▶ _GIVEN REQUEST_: Leaving out the pictures, retype all the material exactly.
[start PROVIDED RECORDS]
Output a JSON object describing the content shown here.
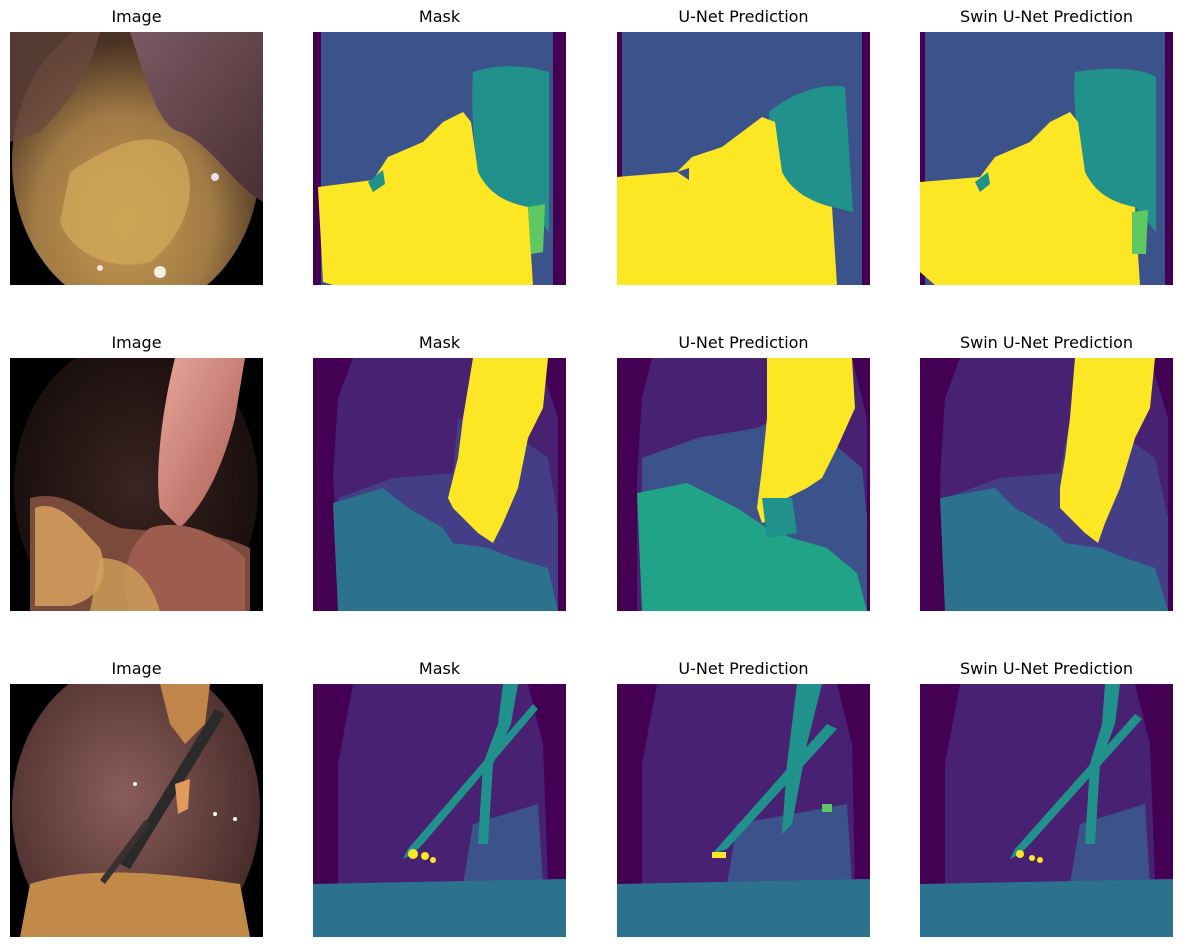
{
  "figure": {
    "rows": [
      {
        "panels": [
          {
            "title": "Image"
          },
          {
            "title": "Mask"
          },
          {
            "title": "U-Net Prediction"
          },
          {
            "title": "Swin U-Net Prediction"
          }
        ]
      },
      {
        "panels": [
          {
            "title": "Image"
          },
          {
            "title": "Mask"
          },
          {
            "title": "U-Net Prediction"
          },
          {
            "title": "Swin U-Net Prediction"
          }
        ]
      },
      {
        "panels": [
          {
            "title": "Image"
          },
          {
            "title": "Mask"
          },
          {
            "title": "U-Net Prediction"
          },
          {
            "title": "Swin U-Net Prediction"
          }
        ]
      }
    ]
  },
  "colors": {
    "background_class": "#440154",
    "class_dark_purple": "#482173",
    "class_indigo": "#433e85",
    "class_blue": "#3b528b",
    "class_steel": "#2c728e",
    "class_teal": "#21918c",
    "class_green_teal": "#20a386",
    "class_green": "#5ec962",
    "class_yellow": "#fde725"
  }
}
[end PROVIDED RECORDS]
▶ _SOLUTION FOR THIS EXERCISE_:
Output a JSON object describing the content shown here.
{
  "figure": {
    "rows": [
      {
        "panels": [
          {
            "title": "Image"
          },
          {
            "title": "Mask"
          },
          {
            "title": "U-Net Prediction"
          },
          {
            "title": "Swin U-Net Prediction"
          }
        ]
      },
      {
        "panels": [
          {
            "title": "Image"
          },
          {
            "title": "Mask"
          },
          {
            "title": "U-Net Prediction"
          },
          {
            "title": "Swin U-Net Prediction"
          }
        ]
      },
      {
        "panels": [
          {
            "title": "Image"
          },
          {
            "title": "Mask"
          },
          {
            "title": "U-Net Prediction"
          },
          {
            "title": "Swin U-Net Prediction"
          }
        ]
      }
    ]
  },
  "colors": {
    "background_class": "#440154",
    "class_dark_purple": "#482173",
    "class_indigo": "#433e85",
    "class_blue": "#3b528b",
    "class_steel": "#2c728e",
    "class_teal": "#21918c",
    "class_green_teal": "#20a386",
    "class_green": "#5ec962",
    "class_yellow": "#fde725"
  }
}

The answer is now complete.